## PAGE TEXT
Dog Star Man Part IV

Explanation of Dog Star Man and The Art Of Vision by Brakhage
Excerpts taken from a text file by Pip Chodorov with quotes from Film Is by Dwoskin pp. 150-151

What one sees in Dog Star Man and in the follow up The Art Of Vision is the river, a panorama of moons, suns, trees, man, dog, sex; of cosmos and of micro-organism; a moving accumulation of image into abstraction and abstraction into image, a panorama representing four and one-half hours of intense visual experience.

The Art Of Vision, which is made up of Dog Star Man , has a rather elaborate structure of relationships, and it is these interrelationships that make up the content of the film. The basic action is Brakhage himself portraying a woodsman with an axe, climbing a mountain with a tree, followed by his dog. He plants the tree, then tears it down and chops it up. But the things that are filmed mean far more to Brakhage. He has said, "I saw the whole forest in relation to the history of architecture, particularly religious architecture, at least in the western world. Sensing structure, architecture, history of the world emerging, I began seeing prismatic happenings through snow falling, etc., and in relation to stained glass windows, for one example." Another example of symbolism is the white tree, of which Brakhage said: "There are other kinds of white trees (there can be a silver tree) but if it's a white tree, then in the mind it's a dead tree." During the film, Brakhage journeys up the mountain, this is another gesture of symbolism, perhaps of conquest or exploration. His battle with the dog possible represents man coping with beast. The man is Brakhage himself-- he is his own alter ego. This symbolic complexity, of which Brakhage has a reason for every fragment, is combined with an attempt to illustrate the dream process. Apart from the natural abstraction of hand painting, everything else in the film is "hyperconscious." In essence, "The Art of Vision" is composed of the sum total of Brakhage's own accumulated experience from what he sees and how he lives, to what he has read.

Dog Star Man , in its final form, is the story of a mountain-climbing woodcutter and his journey through the four seasons. Dog Star Man , from which The Art Of Vision originated runs for seventy minutes complete. It consists of a "prelude" and four other parts, the "Prelude" being made first. Brakhage states, "I realized that whatever happened in this prelude would determine what was to come; and in that sense I wanted it to be as real from the very beginning as life happening." All the filmed material in "Prelude" is the same as that for Dog Star Man and The Art Of Vision. What is different is the way these elements are combined, accumulated, overlaid, and juxtaposed in an expanding and abundant visual relationship, leading to visual abstraction.

## SUPPLIED INFORMATION

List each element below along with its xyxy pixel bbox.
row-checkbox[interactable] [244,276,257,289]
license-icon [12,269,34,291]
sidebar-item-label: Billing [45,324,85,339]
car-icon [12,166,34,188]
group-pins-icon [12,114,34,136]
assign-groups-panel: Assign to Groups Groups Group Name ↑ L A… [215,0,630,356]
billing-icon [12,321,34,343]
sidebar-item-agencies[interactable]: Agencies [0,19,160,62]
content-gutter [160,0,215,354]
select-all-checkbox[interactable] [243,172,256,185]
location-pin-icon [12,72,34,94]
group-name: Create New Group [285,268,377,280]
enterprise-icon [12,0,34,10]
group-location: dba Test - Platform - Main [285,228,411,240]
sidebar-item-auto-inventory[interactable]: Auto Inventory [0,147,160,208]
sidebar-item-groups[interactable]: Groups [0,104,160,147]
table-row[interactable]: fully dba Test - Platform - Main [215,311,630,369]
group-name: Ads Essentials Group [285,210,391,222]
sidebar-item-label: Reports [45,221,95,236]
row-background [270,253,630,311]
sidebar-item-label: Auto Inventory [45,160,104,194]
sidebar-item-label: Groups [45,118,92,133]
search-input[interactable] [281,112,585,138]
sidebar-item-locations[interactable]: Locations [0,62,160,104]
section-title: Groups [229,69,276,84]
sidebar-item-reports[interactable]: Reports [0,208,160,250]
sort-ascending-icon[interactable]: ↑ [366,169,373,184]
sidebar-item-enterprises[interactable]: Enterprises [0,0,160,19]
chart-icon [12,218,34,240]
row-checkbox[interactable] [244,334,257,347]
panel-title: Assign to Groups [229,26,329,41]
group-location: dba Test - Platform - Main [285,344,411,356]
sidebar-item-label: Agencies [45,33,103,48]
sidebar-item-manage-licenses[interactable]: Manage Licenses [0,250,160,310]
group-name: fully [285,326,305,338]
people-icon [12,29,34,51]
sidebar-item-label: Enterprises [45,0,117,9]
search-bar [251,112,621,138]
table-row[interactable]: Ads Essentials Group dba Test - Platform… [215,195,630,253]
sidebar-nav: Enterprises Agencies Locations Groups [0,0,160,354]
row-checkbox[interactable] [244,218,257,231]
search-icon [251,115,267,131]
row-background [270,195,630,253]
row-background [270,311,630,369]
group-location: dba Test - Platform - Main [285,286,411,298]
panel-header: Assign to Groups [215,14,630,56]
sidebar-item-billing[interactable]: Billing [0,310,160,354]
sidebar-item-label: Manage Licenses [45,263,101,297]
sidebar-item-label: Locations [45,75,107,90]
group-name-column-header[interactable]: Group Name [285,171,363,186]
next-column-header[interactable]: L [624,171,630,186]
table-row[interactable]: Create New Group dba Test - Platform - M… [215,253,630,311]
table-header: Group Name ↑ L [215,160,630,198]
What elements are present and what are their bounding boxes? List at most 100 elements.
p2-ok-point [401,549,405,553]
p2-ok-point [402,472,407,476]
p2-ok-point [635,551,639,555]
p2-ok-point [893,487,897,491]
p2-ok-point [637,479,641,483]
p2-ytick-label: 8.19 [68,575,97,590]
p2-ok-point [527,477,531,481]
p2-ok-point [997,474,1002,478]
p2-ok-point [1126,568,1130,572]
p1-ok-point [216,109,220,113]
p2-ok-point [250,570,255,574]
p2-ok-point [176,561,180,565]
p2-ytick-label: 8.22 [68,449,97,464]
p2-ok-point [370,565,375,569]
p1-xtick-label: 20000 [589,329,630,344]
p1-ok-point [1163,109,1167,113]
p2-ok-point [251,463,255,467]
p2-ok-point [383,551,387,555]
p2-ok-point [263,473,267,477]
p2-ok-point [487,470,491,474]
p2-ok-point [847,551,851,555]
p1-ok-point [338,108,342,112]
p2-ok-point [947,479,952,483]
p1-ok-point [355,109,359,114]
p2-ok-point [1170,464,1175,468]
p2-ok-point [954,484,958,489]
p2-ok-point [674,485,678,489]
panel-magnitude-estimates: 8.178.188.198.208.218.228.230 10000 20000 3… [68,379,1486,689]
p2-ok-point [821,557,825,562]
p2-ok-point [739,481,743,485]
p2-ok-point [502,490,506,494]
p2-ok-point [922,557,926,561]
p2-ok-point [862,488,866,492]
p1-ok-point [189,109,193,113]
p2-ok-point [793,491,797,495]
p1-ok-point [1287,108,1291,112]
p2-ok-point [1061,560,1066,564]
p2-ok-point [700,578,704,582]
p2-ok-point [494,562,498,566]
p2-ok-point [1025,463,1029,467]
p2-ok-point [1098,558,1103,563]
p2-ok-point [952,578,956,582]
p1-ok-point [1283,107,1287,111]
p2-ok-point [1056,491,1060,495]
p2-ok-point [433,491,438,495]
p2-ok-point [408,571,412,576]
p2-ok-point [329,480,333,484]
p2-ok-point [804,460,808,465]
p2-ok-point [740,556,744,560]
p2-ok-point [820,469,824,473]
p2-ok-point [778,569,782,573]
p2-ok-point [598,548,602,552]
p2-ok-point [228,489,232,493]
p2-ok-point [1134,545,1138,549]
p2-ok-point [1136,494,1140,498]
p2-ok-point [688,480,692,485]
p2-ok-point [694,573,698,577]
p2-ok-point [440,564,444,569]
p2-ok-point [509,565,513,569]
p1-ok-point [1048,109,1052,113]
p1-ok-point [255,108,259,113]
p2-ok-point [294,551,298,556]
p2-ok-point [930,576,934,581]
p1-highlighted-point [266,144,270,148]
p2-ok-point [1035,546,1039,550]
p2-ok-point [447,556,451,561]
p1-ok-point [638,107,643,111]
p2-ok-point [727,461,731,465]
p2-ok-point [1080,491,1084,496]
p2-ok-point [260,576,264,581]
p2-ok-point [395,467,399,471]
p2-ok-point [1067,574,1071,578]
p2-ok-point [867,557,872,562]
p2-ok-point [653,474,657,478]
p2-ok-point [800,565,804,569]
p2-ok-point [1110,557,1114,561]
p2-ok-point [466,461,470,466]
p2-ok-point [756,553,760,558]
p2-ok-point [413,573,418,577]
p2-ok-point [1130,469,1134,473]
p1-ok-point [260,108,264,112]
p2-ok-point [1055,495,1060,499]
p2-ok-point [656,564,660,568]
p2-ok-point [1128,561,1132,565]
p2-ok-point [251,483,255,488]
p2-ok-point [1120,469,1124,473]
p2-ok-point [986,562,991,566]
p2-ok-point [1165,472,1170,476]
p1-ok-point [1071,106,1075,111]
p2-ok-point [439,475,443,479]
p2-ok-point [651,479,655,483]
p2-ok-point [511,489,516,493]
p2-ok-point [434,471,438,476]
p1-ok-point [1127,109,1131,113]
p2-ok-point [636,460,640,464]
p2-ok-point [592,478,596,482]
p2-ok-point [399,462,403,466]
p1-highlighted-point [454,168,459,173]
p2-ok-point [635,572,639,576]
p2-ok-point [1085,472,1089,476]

## EXERCISE 1
Sum up the Dog Star Man text in two sentences.
## EXERCISE 2
Convert the entries, starting at their first line and ending at the line that contains "billing-icon [12,321,34,343]", into a numbered list with blank lines left out.
The Dog Star Man text and the entries have no connection to each other.

## FULL ANSWER 1
In The Art Of Vision, which is made up of Dog Star Man, Brakhage portrays a woodsman who climbs a mountain with a tree, followed by his dog, then plants the tree, tears it down and chops it up. The interrelationships among these images make up the film's content, and Brakhage has a reason for every fragment of its symbolism.

## FULL ANSWER 2
1. List each element below along with its xyxy pixel bbox.
2. row-checkbox[interactable] [244,276,257,289]
3. license-icon [12,269,34,291]
4. sidebar-item-label: Billing [45,324,85,339]
5. car-icon [12,166,34,188]
6. group-pins-icon [12,114,34,136]
7. assign-groups-panel: Assign to Groups Groups Group Name ↑ L A… [215,0,630,356]
8. billing-icon [12,321,34,343]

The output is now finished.